START
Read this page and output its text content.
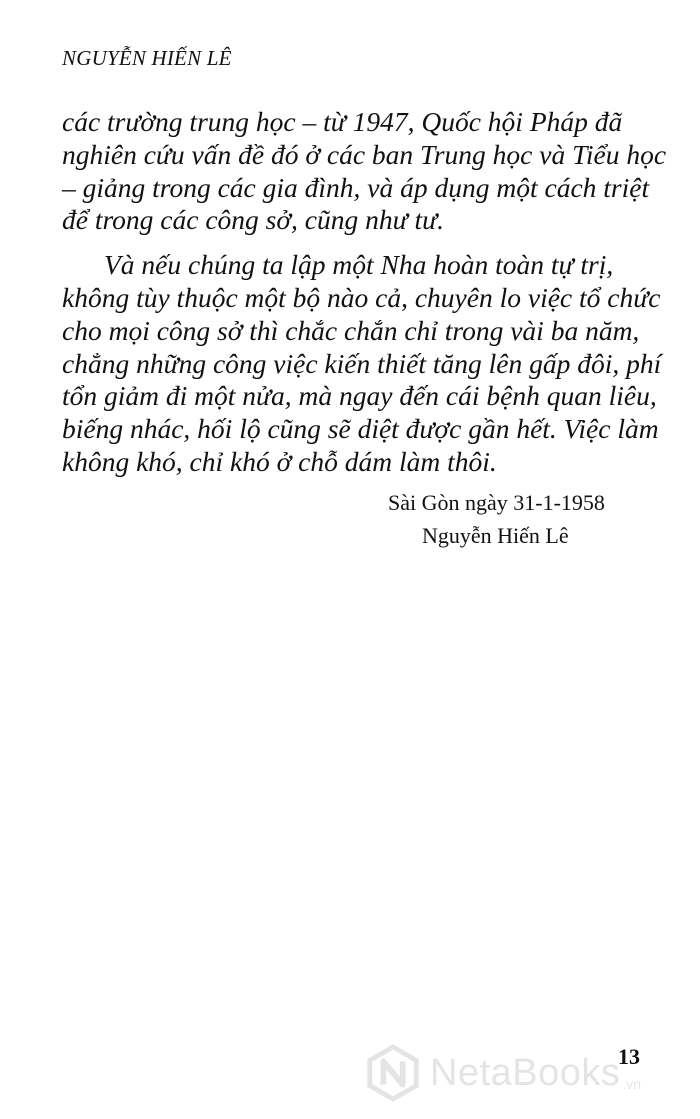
NGUYỄN HIẾN LÊ
các trường trung học – từ 1947, Quốc hội Pháp đã
nghiên cứu vấn đề đó ở các ban Trung học và Tiểu học
– giảng trong các gia đình, và áp dụng một cách triệt
để trong các công sở, cũng như tư.
Và nếu chúng ta lập một Nha hoàn toàn tự trị,
không tùy thuộc một bộ nào cả, chuyên lo việc tổ chức
cho mọi công sở thì chắc chắn chỉ trong vài ba năm,
chẳng những công việc kiến thiết tăng lên gấp đôi, phí
tổn giảm đi một nửa, mà ngay đến cái bệnh quan liêu,
biếng nhác, hối lộ cũng sẽ diệt được gần hết. Việc làm
không khó, chỉ khó ở chỗ dám làm thôi.
Sài Gòn ngày 31-1-1958
Nguyễn Hiến Lê
NetaBooks .vn
13
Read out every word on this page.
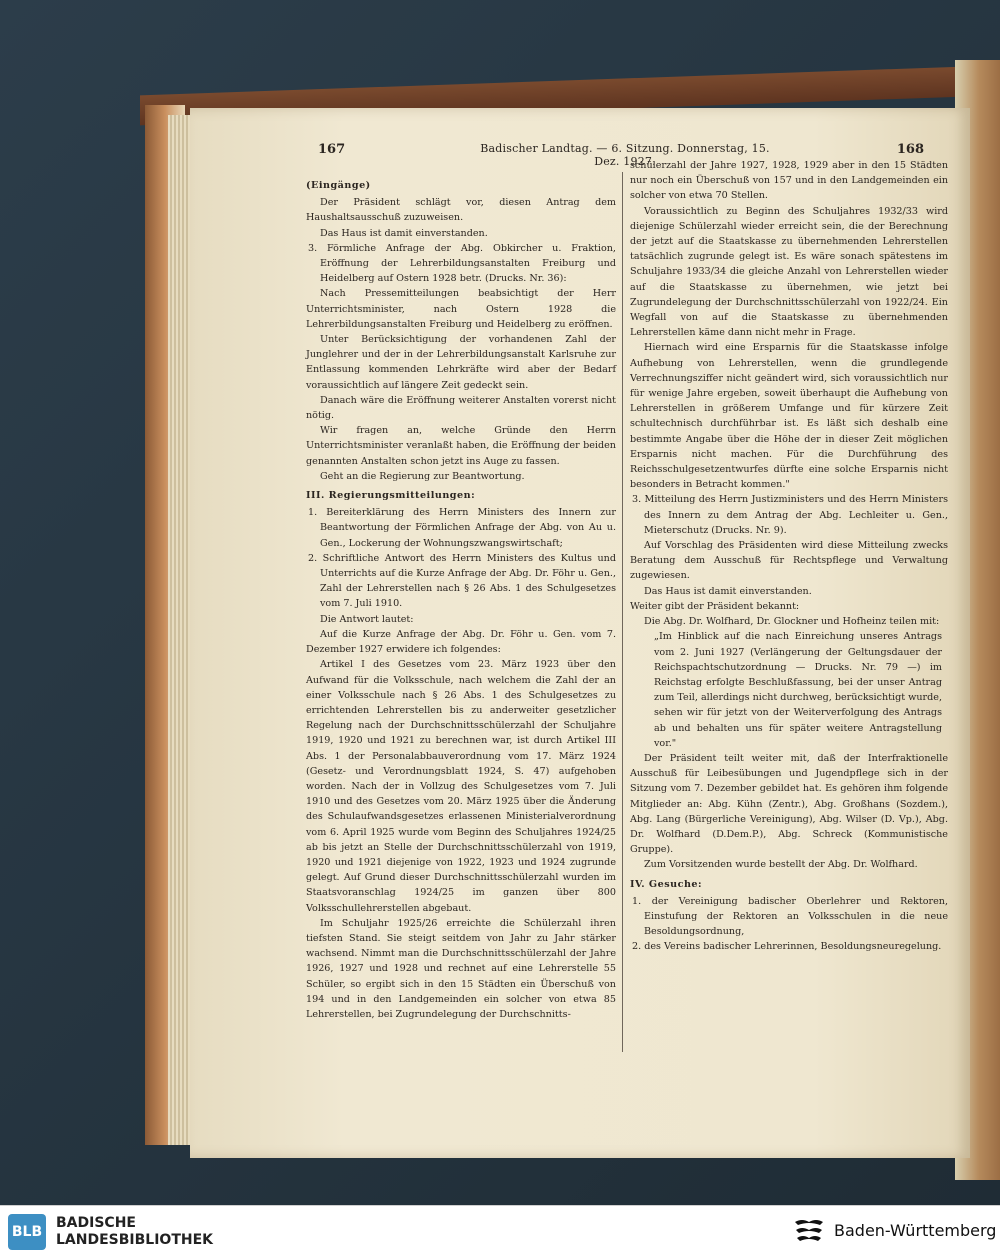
167	Badischer Landtag. — 6. Sitzung. Donnerstag, 15. Dez. 1927.
168

(Eingänge)

Der Präsident schlägt vor, diesen Antrag dem Haushaltsausschuß zuzuweisen.

Das Haus ist damit einverstanden.

3. Förmliche Anfrage der Abg. Obkircher u. Fraktion, Eröffnung der Lehrerbildungsanstalten Freiburg und Heidelberg auf Ostern 1928 betr. (Drucks. Nr. 36):

Nach Pressemitteilungen beabsichtigt der Herr Unterrichtsminister, nach Ostern 1928 die Lehrerbildungsanstalten Freiburg und Heidelberg zu eröffnen.

Unter Berücksichtigung der vorhandenen Zahl der Junglehrer und der in der Lehrerbildungsanstalt Karlsruhe zur Entlassung kommenden Lehrkräfte wird aber der Bedarf voraussichtlich auf längere Zeit gedeckt sein.

Danach wäre die Eröffnung weiterer Anstalten vorerst nicht nötig.

Wir fragen an, welche Gründe den Herrn Unterrichtsminister veranlaßt haben, die Eröffnung der beiden genannten Anstalten schon jetzt ins Auge zu fassen.

Geht an die Regierung zur Beantwortung.

III. Regierungsmitteilungen:

1. Bereiterklärung des Herrn Ministers des Innern zur Beantwortung der Förmlichen Anfrage der Abg. von Au u. Gen., Lockerung der Wohnungszwangswirtschaft;

2. Schriftliche Antwort des Herrn Ministers des Kultus und Unterrichts auf die Kurze Anfrage der Abg. Dr. Föhr u. Gen., Zahl der Lehrerstellen nach § 26 Abs. 1 des Schulgesetzes vom 7. Juli 1910.

Die Antwort lautet:

Auf die Kurze Anfrage der Abg. Dr. Föhr u. Gen. vom 7. Dezember 1927 erwidere ich folgendes:

Artikel I des Gesetzes vom 23. März 1923 über den Aufwand für die Volksschule, nach welchem die Zahl der an einer Volksschule nach § 26 Abs. 1 des Schulgesetzes zu errichtenden Lehrerstellen bis zu anderweiter gesetzlicher Regelung nach der Durchschnittsschülerzahl der Schuljahre 1919, 1920 und 1921 zu berechnen war, ist durch Artikel III Abs. 1 der Personalabbauverordnung vom 17. März 1924 (Gesetz- und Verordnungsblatt 1924, S. 47) aufgehoben worden. Nach der in Vollzug des Schulgesetzes vom 7. Juli 1910 und des Gesetzes vom 20. März 1925 über die Änderung des Schulaufwandsgesetzes erlassenen Ministerialverordnung vom 6. April 1925 wurde vom Beginn des Schuljahres 1924/25 ab bis jetzt an Stelle der Durchschnittsschülerzahl von 1919, 1920 und 1921 diejenige von 1922, 1923 und 1924 zugrunde gelegt. Auf Grund dieser Durchschnittsschülerzahl wurden im Staatsvoranschlag 1924/25 im ganzen über 800 Volksschullehrerstellen abgebaut.

Im Schuljahr 1925/26 erreichte die Schülerzahl ihren tiefsten Stand. Sie steigt seitdem von Jahr zu Jahr stärker wachsend. Nimmt man die Durchschnittsschülerzahl der Jahre 1926, 1927 und 1928 und rechnet auf eine Lehrerstelle 55 Schüler, so ergibt sich in den 15 Städten ein Überschuß von 194 und in den Landgemeinden ein solcher von etwa 85 Lehrerstellen, bei Zugrundelegung der Durchschnitts-

schülerzahl der Jahre 1927, 1928, 1929 aber in den 15 Städten nur noch ein Überschuß von 157 und in den Landgemeinden ein solcher von etwa 70 Stellen.

Voraussichtlich zu Beginn des Schuljahres 1932/33 wird diejenige Schülerzahl wieder erreicht sein, die der Berechnung der jetzt auf die Staatskasse zu übernehmenden Lehrerstellen tatsächlich zugrunde gelegt ist. Es wäre sonach spätestens im Schuljahre 1933/34 die gleiche Anzahl von Lehrerstellen wieder auf die Staatskasse zu übernehmen, wie jetzt bei Zugrundelegung der Durchschnittsschülerzahl von 1922/24. Ein Wegfall von auf die Staatskasse zu übernehmenden Lehrerstellen käme dann nicht mehr in Frage.

Hiernach wird eine Ersparnis für die Staatskasse infolge Aufhebung von Lehrerstellen, wenn die grundlegende Verrechnungsziffer nicht geändert wird, sich voraussichtlich nur für wenige Jahre ergeben, soweit überhaupt die Aufhebung von Lehrerstellen in größerem Umfange und für kürzere Zeit schultechnisch durchführbar ist. Es läßt sich deshalb eine bestimmte Angabe über die Höhe der in dieser Zeit möglichen Ersparnis nicht machen. Für die Durchführung des Reichsschulgesetzentwurfes dürfte eine solche Ersparnis nicht besonders in Betracht kommen."

3. Mitteilung des Herrn Justizministers und des Herrn Ministers des Innern zu dem Antrag der Abg. Lechleiter u. Gen., Mieterschutz (Drucks. Nr. 9).

Auf Vorschlag des Präsidenten wird diese Mitteilung zwecks Beratung dem Ausschuß für Rechtspflege und Verwaltung zugewiesen.

Das Haus ist damit einverstanden.

Weiter gibt der Präsident bekannt:

Die Abg. Dr. Wolfhard, Dr. Glockner und Hofheinz teilen mit:

„Im Hinblick auf die nach Einreichung unseres Antrags vom 2. Juni 1927 (Verlängerung der Geltungsdauer der Reichspachtschutzordnung — Drucks. Nr. 79 —) im Reichstag erfolgte Beschlußfassung, bei der unser Antrag zum Teil, allerdings nicht durchweg, berücksichtigt wurde, sehen wir für jetzt von der Weiterverfolgung des Antrags ab und behalten uns für später weitere Antragstellung vor."

Der Präsident teilt weiter mit, daß der Interfraktionelle Ausschuß für Leibesübungen und Jugendpflege sich in der Sitzung vom 7. Dezember gebildet hat. Es gehören ihm folgende Mitglieder an: Abg. Kühn (Zentr.), Abg. Großhans (Sozdem.), Abg. Lang (Bürgerliche Vereinigung), Abg. Wilser (D. Vp.), Abg. Dr. Wolfhard (D.Dem.P.), Abg. Schreck (Kommunistische Gruppe).

Zum Vorsitzenden wurde bestellt der Abg. Dr. Wolfhard.

IV. Gesuche:

1. der Vereinigung badischer Oberlehrer und Rektoren, Einstufung der Rektoren an Volksschulen in die neue Besoldungsordnung,

2. des Vereins badischer Lehrerinnen, Besoldungsneuregelung.

BLB
BADISCHE
LANDESBIBLIOTHEK	Baden-Württemberg
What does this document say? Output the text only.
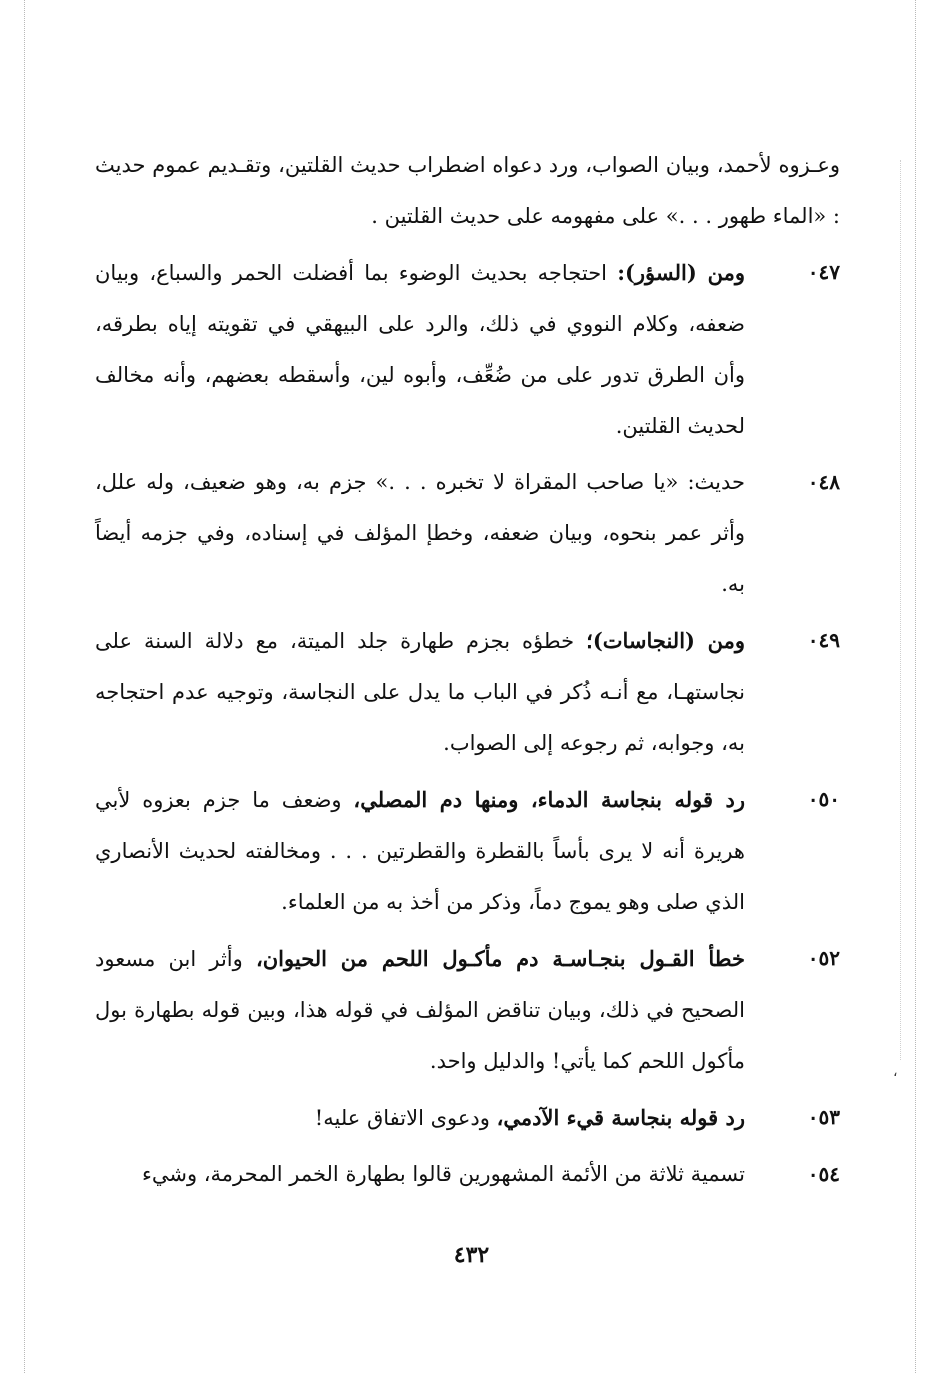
وعـزوه لأحمد، وبيان الصواب، ورد دعواه اضطراب حديث القلتين، وتقـديم عموم حديث : «الماء طهور . . .» على مفهومه على حديث القلتين .
٠٤٧
ومن (السؤر): احتجاجه بحديث الوضوء بما أفضلت الحمر والسباع، وبيان ضعفه، وكلام النووي في ذلك، والرد على البيهقي في تقويته إياه بطرقه، وأن الطرق تدور على من ضُعِّف، وأبوه لين، وأسقطه بعضهم، وأنه مخالف لحديث القلتين.
٠٤٨
حديث: «يا صاحب المقراة لا تخبره . . .» جزم به، وهو ضعيف، وله علل، وأثر عمر بنحوه، وبيان ضعفه، وخطإ المؤلف في إسناده، وفي جزمه أيضاً به.
٠٤٩
ومن (النجاسات)؛ خطؤه بجزم طهارة جلد الميتة، مع دلالة السنة على نجاستهـا، مع أنـه ذُكر في الباب ما يدل على النجاسة، وتوجيه عدم احتجاجه به، وجوابه، ثم رجوعه إلى الصواب.
٠٥٠
رد قوله بنجاسة الدماء، ومنها دم المصلي، وضعف ما جزم بعزوه لأبي هريرة أنه لا يرى بأساً بالقطرة والقطرتين . . . ومخالفته لحديث الأنصاري الذي صلى وهو يموج دماً، وذكر من أخذ به من العلماء.
٠٥٢
خطأ القـول بنجـاسـة دم مأكـول اللحم من الحيوان، وأثر ابن مسعود الصحيح في ذلك، وبيان تناقض المؤلف في قوله هذا، وبين قوله بطهارة بول مأكول اللحم كما يأتي! والدليل واحد.
٠٥٣
رد قوله بنجاسة قيء الآدمي، ودعوى الاتفاق عليه!
٠٥٤
تسمية ثلاثة من الأئمة المشهورين قالوا بطهارة الخمر المحرمة، وشيء
،
٤٣٢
END
Task objective – Drop the pictures, then reproduce exactly the lines from the one with "What does this" through the final line of the listing.

The solution –
What does this document say? Output the text only.
وعـزوه لأحمد، وبيان الصواب، ورد دعواه اضطراب حديث القلتين، وتقـديم عموم حديث : «الماء طهور . . .» على مفهومه على حديث القلتين .
٠٤٧
ومن (السؤر): احتجاجه بحديث الوضوء بما أفضلت الحمر والسباع، وبيان ضعفه، وكلام النووي في ذلك، والرد على البيهقي في تقويته إياه بطرقه، وأن الطرق تدور على من ضُعِّف، وأبوه لين، وأسقطه بعضهم، وأنه مخالف لحديث القلتين.
٠٤٨
حديث: «يا صاحب المقراة لا تخبره . . .» جزم به، وهو ضعيف، وله علل، وأثر عمر بنحوه، وبيان ضعفه، وخطإ المؤلف في إسناده، وفي جزمه أيضاً به.
٠٤٩
ومن (النجاسات)؛ خطؤه بجزم طهارة جلد الميتة، مع دلالة السنة على نجاستهـا، مع أنـه ذُكر في الباب ما يدل على النجاسة، وتوجيه عدم احتجاجه به، وجوابه، ثم رجوعه إلى الصواب.
٠٥٠
رد قوله بنجاسة الدماء، ومنها دم المصلي، وضعف ما جزم بعزوه لأبي هريرة أنه لا يرى بأساً بالقطرة والقطرتين . . . ومخالفته لحديث الأنصاري الذي صلى وهو يموج دماً، وذكر من أخذ به من العلماء.
٠٥٢
خطأ القـول بنجـاسـة دم مأكـول اللحم من الحيوان، وأثر ابن مسعود الصحيح في ذلك، وبيان تناقض المؤلف في قوله هذا، وبين قوله بطهارة بول مأكول اللحم كما يأتي! والدليل واحد.
٠٥٣
رد قوله بنجاسة قيء الآدمي، ودعوى الاتفاق عليه!
٠٥٤
تسمية ثلاثة من الأئمة المشهورين قالوا بطهارة الخمر المحرمة، وشيء
،
٤٣٢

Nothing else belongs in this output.